- [Exercise prompt] Write out each line in which the string "Republic" is present.

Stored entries
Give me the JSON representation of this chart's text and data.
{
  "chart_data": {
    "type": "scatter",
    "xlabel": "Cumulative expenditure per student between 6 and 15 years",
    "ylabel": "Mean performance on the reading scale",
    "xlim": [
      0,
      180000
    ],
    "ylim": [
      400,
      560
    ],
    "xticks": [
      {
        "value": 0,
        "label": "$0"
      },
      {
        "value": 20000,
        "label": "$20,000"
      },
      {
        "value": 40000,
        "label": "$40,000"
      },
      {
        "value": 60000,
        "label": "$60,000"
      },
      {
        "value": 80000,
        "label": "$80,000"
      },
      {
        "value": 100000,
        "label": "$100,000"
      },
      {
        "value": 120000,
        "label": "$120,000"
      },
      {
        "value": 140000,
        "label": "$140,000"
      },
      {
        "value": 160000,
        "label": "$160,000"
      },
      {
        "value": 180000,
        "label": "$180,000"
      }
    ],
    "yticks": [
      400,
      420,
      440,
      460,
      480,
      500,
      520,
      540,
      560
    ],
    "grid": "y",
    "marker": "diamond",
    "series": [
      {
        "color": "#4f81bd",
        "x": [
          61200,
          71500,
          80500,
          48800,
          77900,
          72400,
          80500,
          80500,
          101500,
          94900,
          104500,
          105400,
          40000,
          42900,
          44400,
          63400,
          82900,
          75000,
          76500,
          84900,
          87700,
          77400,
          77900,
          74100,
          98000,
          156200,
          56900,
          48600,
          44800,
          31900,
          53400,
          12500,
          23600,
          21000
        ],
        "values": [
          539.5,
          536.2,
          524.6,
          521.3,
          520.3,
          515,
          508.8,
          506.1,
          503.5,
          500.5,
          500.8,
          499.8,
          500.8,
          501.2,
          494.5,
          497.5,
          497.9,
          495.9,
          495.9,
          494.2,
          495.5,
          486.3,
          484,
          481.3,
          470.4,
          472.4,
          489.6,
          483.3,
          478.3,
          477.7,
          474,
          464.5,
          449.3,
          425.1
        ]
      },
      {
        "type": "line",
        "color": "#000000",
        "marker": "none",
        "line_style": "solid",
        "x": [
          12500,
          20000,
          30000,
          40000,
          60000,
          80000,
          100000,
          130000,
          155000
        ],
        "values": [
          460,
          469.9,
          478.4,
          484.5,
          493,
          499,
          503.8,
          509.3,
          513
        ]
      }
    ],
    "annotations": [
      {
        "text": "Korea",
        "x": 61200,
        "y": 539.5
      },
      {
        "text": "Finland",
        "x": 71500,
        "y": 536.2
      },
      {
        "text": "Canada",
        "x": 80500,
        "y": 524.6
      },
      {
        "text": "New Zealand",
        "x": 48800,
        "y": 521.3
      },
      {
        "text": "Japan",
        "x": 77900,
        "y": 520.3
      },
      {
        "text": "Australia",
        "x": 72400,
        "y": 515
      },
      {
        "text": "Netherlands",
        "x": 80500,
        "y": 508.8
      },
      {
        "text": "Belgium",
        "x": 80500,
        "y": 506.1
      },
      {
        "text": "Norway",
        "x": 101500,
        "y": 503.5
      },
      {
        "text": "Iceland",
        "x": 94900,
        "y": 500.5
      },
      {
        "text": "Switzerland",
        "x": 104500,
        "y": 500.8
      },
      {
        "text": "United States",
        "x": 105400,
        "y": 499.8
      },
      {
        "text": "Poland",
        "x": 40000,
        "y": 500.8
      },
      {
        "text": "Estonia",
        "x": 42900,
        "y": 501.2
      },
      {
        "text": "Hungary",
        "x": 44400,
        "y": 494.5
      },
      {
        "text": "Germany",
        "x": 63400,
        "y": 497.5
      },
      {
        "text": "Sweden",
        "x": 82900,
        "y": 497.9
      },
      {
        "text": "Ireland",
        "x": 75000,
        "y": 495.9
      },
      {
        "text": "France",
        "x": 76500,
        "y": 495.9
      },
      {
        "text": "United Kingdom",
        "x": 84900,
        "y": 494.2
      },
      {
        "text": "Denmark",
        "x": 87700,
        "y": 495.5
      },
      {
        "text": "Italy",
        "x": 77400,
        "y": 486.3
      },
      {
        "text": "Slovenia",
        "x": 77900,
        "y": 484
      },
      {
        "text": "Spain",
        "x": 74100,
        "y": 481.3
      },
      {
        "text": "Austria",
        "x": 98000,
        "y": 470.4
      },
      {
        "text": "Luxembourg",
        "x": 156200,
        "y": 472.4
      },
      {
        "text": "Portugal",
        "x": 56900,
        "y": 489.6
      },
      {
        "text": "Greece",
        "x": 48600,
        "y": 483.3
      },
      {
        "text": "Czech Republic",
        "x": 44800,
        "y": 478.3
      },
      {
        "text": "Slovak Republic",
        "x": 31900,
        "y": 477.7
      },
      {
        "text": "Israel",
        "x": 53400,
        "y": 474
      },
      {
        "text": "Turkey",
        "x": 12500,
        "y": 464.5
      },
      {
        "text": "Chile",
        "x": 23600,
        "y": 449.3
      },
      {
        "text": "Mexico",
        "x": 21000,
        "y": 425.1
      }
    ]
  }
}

- [The output]
        "text": "Czech Republic",
        "text": "Slovak Republic",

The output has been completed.